++++ Task material ++++

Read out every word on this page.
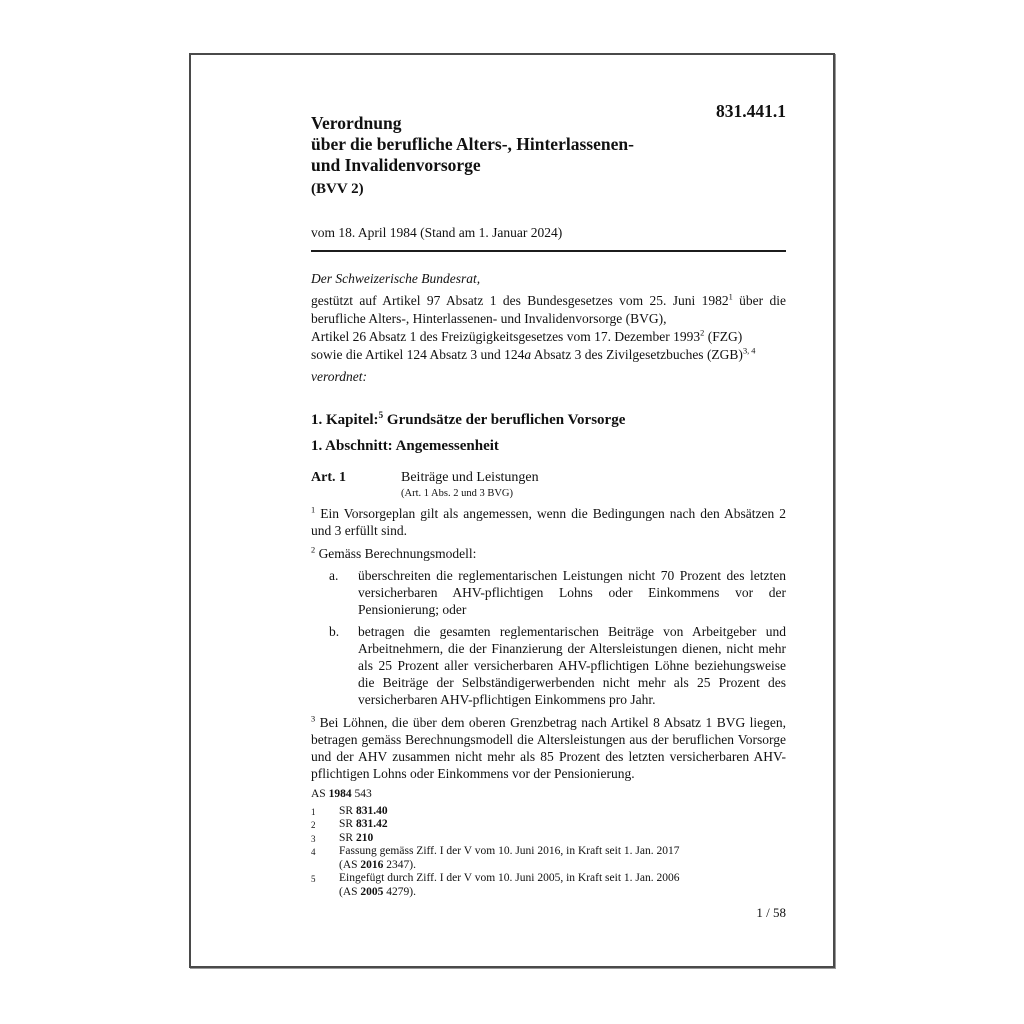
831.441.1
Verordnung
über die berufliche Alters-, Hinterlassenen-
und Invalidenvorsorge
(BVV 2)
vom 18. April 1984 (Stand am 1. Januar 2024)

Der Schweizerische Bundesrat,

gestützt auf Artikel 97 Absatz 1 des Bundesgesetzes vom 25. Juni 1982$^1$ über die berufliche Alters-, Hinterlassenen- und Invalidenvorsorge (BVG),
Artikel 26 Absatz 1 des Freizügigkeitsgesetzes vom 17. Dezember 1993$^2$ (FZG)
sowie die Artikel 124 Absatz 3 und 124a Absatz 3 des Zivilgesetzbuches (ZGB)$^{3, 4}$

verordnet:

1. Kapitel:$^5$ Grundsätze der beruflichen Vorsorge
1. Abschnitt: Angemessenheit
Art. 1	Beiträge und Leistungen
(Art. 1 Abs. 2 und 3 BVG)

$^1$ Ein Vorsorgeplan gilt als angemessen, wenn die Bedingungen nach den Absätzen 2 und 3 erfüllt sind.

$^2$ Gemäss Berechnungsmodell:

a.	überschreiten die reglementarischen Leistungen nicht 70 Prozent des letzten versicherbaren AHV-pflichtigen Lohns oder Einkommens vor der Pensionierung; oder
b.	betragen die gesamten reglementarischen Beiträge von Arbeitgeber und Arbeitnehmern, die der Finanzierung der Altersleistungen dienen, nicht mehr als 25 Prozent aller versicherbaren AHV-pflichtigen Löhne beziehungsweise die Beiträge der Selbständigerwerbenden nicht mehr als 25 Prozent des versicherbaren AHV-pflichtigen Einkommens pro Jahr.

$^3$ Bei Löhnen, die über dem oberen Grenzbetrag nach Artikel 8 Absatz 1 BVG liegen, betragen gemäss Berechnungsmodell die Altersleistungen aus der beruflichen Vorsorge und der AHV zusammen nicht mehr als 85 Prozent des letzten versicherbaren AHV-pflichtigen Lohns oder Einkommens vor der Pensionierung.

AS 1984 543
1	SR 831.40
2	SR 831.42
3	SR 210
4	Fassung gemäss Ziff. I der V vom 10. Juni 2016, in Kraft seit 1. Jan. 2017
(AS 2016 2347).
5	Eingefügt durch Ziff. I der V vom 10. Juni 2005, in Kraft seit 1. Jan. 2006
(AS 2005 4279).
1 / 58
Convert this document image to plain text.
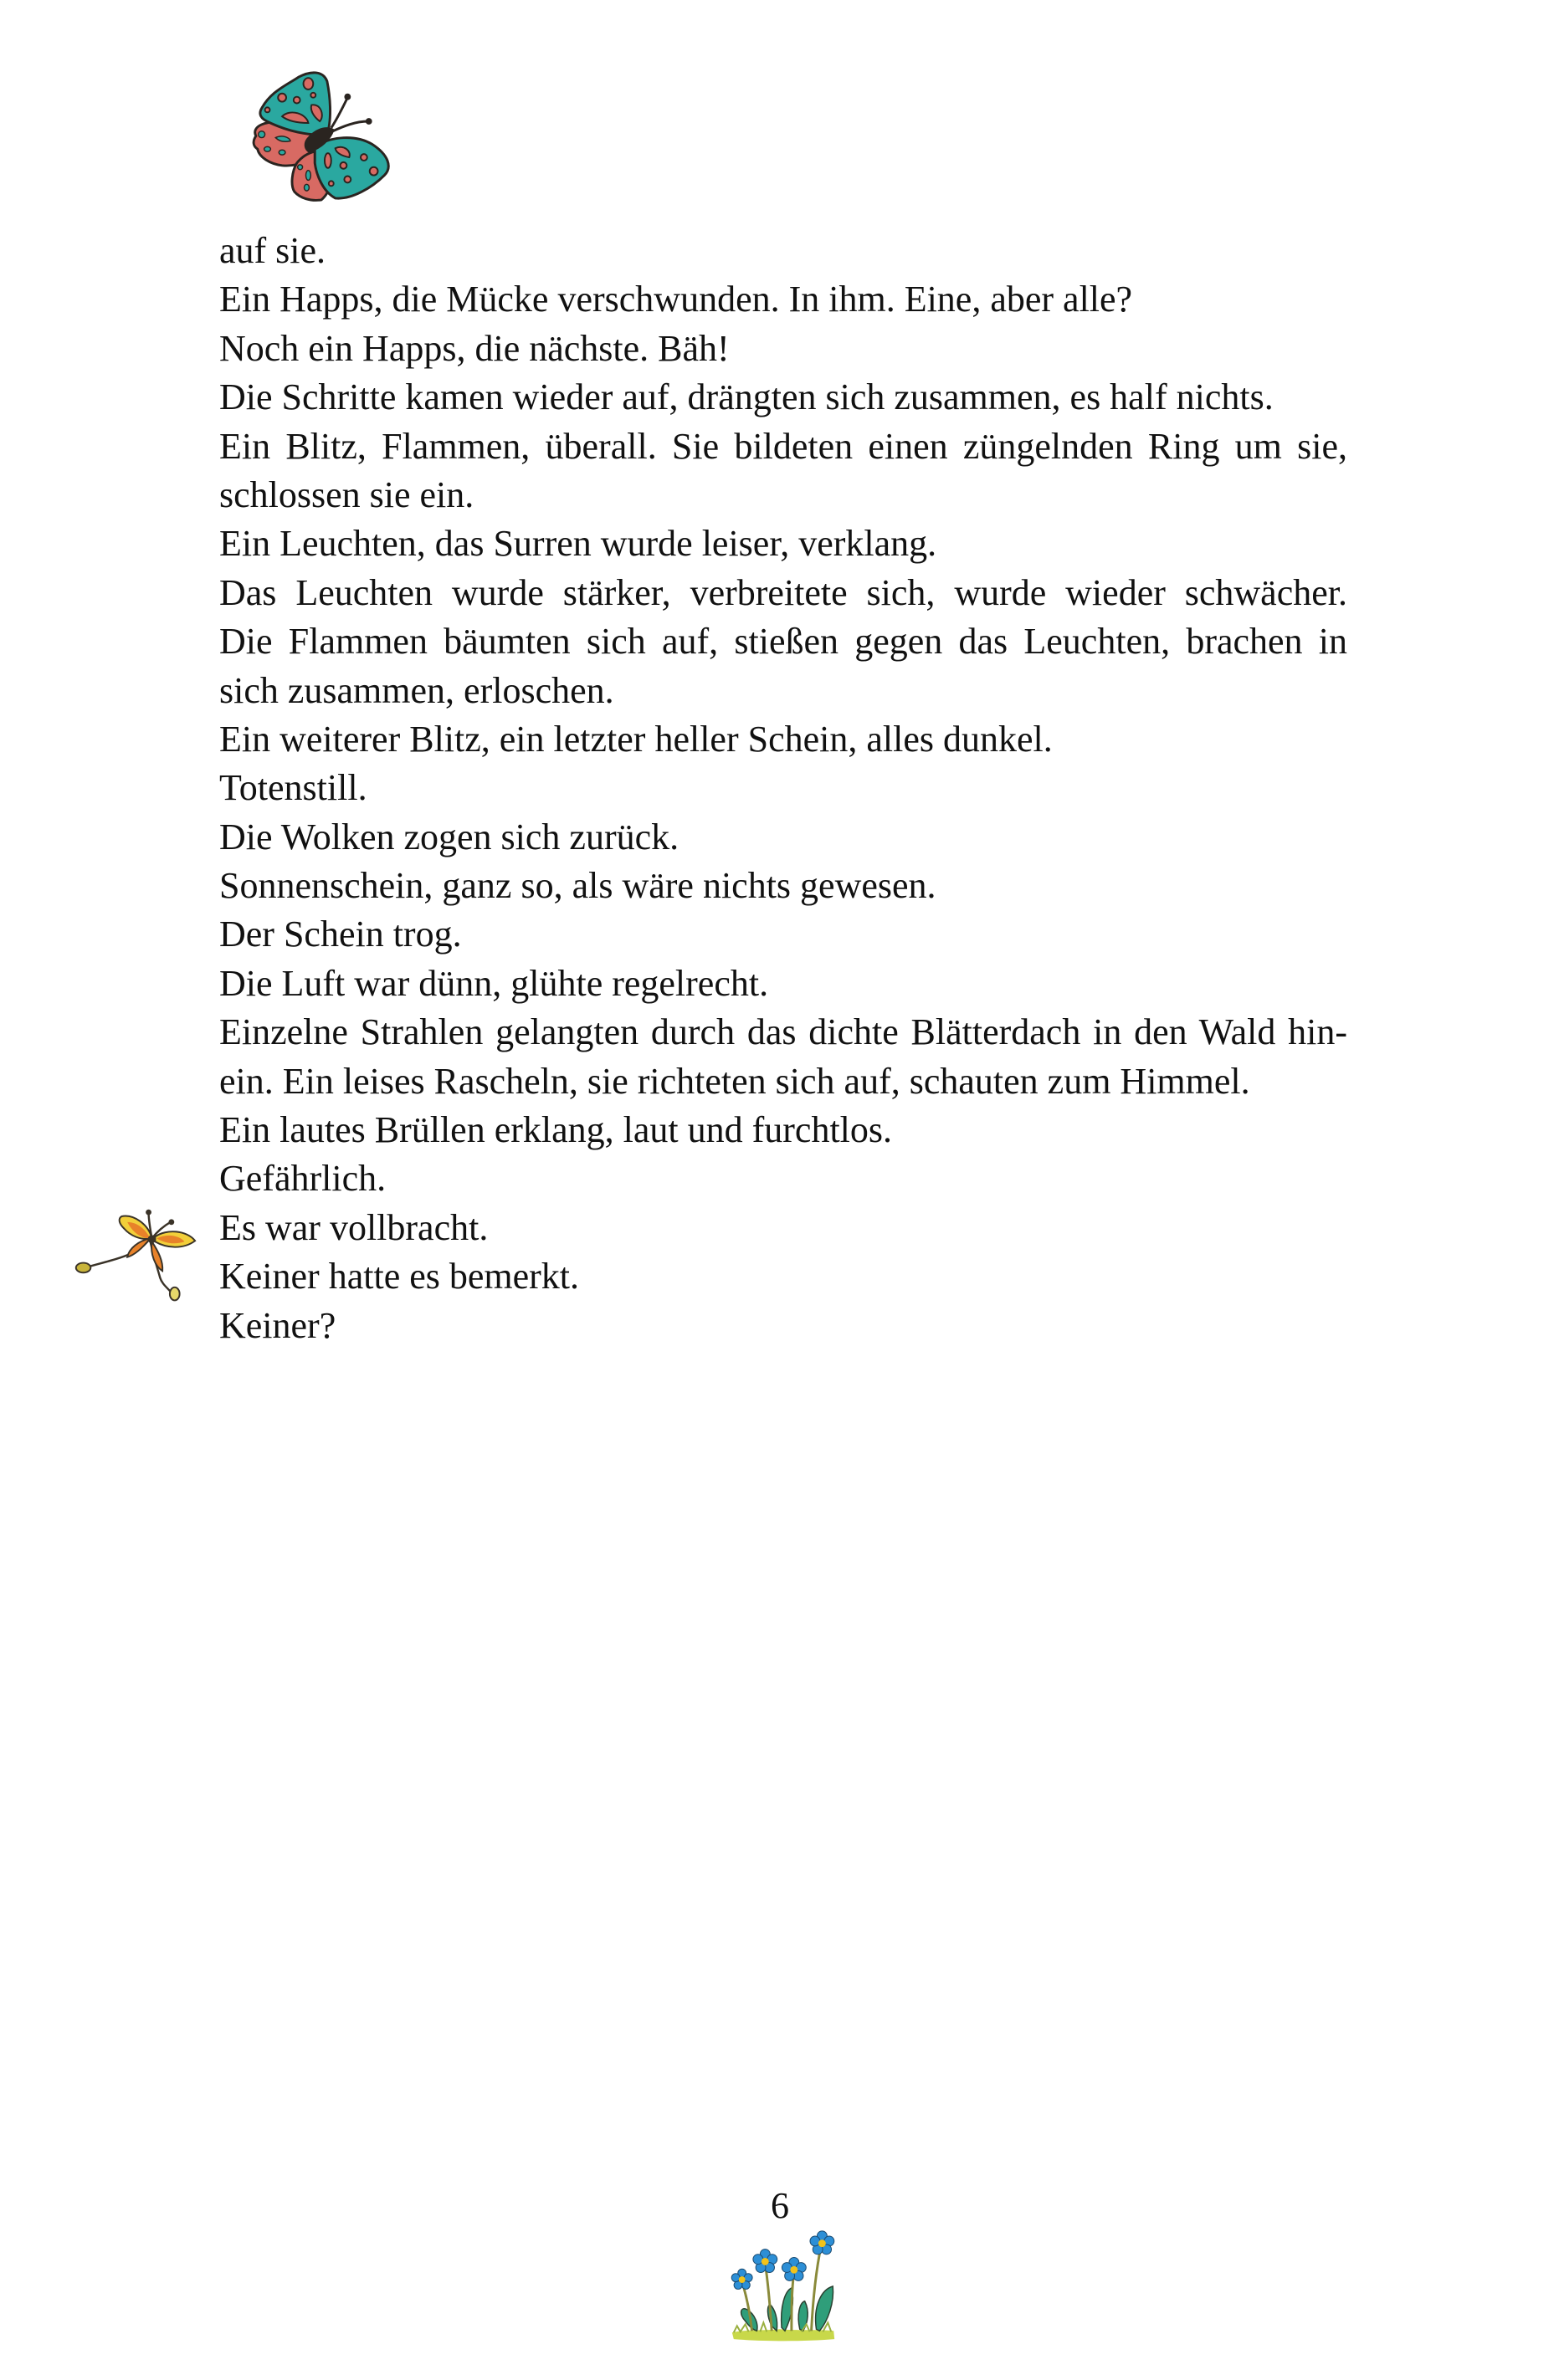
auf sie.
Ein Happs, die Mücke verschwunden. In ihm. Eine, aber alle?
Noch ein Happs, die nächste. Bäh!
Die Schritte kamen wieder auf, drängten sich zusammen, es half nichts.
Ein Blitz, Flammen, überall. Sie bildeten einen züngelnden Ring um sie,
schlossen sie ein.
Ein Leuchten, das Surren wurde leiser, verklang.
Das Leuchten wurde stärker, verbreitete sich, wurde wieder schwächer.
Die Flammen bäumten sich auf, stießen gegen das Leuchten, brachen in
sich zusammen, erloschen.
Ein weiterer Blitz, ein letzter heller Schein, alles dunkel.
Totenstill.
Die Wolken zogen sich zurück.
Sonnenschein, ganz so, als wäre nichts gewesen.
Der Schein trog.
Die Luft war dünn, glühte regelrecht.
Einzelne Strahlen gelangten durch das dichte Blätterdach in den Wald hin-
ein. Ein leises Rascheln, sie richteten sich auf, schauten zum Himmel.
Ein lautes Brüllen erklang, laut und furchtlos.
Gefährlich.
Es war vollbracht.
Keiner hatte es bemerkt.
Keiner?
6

++++

## [Task brief]
Your copy should match the entries exactly, minus the pictures.

## [Exercise response]
Read out every word on this page.
831.441.1
Verordnung
über die berufliche Alters-, Hinterlassenen-
und Invalidenvorsorge
(BVV 2)
vom 18. April 1984 (Stand am 1. Januar 2024)

Der Schweizerische Bundesrat,

gestützt auf Artikel 97 Absatz 1 des Bundesgesetzes vom 25. Juni 1982$^1$ über die berufliche Alters-, Hinterlassenen- und Invalidenvorsorge (BVG),
Artikel 26 Absatz 1 des Freizügigkeitsgesetzes vom 17. Dezember 1993$^2$ (FZG)
sowie die Artikel 124 Absatz 3 und 124a Absatz 3 des Zivilgesetzbuches (ZGB)$^{3, 4}$

verordnet:

1. Kapitel:$^5$ Grundsätze der beruflichen Vorsorge
1. Abschnitt: Angemessenheit
Art. 1	Beiträge und Leistungen
(Art. 1 Abs. 2 und 3 BVG)

$^1$ Ein Vorsorgeplan gilt als angemessen, wenn die Bedingungen nach den Absätzen 2 und 3 erfüllt sind.

$^2$ Gemäss Berechnungsmodell:

a.	überschreiten die reglementarischen Leistungen nicht 70 Prozent des letzten versicherbaren AHV-pflichtigen Lohns oder Einkommens vor der Pensionierung; oder
b.	betragen die gesamten reglementarischen Beiträge von Arbeitgeber und Arbeitnehmern, die der Finanzierung der Altersleistungen dienen, nicht mehr als 25 Prozent aller versicherbaren AHV-pflichtigen Löhne beziehungsweise die Beiträge der Selbständigerwerbenden nicht mehr als 25 Prozent des versicherbaren AHV-pflichtigen Einkommens pro Jahr.

$^3$ Bei Löhnen, die über dem oberen Grenzbetrag nach Artikel 8 Absatz 1 BVG liegen, betragen gemäss Berechnungsmodell die Altersleistungen aus der beruflichen Vorsorge und der AHV zusammen nicht mehr als 85 Prozent des letzten versicherbaren AHV-pflichtigen Lohns oder Einkommens vor der Pensionierung.

AS 1984 543
1	SR 831.40
2	SR 831.42
3	SR 210
4	Fassung gemäss Ziff. I der V vom 10. Juni 2016, in Kraft seit 1. Jan. 2017
(AS 2016 2347).
5	Eingefügt durch Ziff. I der V vom 10. Juni 2005, in Kraft seit 1. Jan. 2006
(AS 2005 4279).
1 / 58
Convert this document image to plain text.
auf sie.
Ein Happs, die Mücke verschwunden. In ihm. Eine, aber alle?
Noch ein Happs, die nächste. Bäh!
Die Schritte kamen wieder auf, drängten sich zusammen, es half nichts.
Ein Blitz, Flammen, überall. Sie bildeten einen züngelnden Ring um sie,
schlossen sie ein.
Ein Leuchten, das Surren wurde leiser, verklang.
Das Leuchten wurde stärker, verbreitete sich, wurde wieder schwächer.
Die Flammen bäumten sich auf, stießen gegen das Leuchten, brachen in
sich zusammen, erloschen.
Ein weiterer Blitz, ein letzter heller Schein, alles dunkel.
Totenstill.
Die Wolken zogen sich zurück.
Sonnenschein, ganz so, als wäre nichts gewesen.
Der Schein trog.
Die Luft war dünn, glühte regelrecht.
Einzelne Strahlen gelangten durch das dichte Blätterdach in den Wald hin-
ein. Ein leises Rascheln, sie richteten sich auf, schauten zum Himmel.
Ein lautes Brüllen erklang, laut und furchtlos.
Gefährlich.
Es war vollbracht.
Keiner hatte es bemerkt.
Keiner?
6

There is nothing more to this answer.